**Given information**
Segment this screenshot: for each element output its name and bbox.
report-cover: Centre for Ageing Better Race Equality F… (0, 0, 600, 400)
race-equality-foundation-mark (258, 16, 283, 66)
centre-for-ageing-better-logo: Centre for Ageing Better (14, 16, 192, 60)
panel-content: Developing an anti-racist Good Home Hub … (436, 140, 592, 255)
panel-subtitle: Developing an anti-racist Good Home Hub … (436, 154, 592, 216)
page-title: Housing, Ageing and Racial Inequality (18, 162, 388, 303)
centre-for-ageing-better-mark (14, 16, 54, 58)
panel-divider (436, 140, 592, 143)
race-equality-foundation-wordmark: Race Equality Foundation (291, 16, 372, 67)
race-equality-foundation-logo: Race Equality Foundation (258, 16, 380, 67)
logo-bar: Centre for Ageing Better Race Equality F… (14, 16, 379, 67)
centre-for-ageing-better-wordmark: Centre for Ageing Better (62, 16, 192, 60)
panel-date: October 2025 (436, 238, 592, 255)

**To do**
Copy the material word for word, from its first line down through the line that contains "panel-content: Developing an", including that line.

**Solution**
Segment this screenshot: for each element output its name and bbox.
report-cover: Centre for Ageing Better Race Equality F… (0, 0, 600, 400)
race-equality-foundation-mark (258, 16, 283, 66)
centre-for-ageing-better-logo: Centre for Ageing Better (14, 16, 192, 60)
panel-content: Developing an anti-racist Good Home Hub … (436, 140, 592, 255)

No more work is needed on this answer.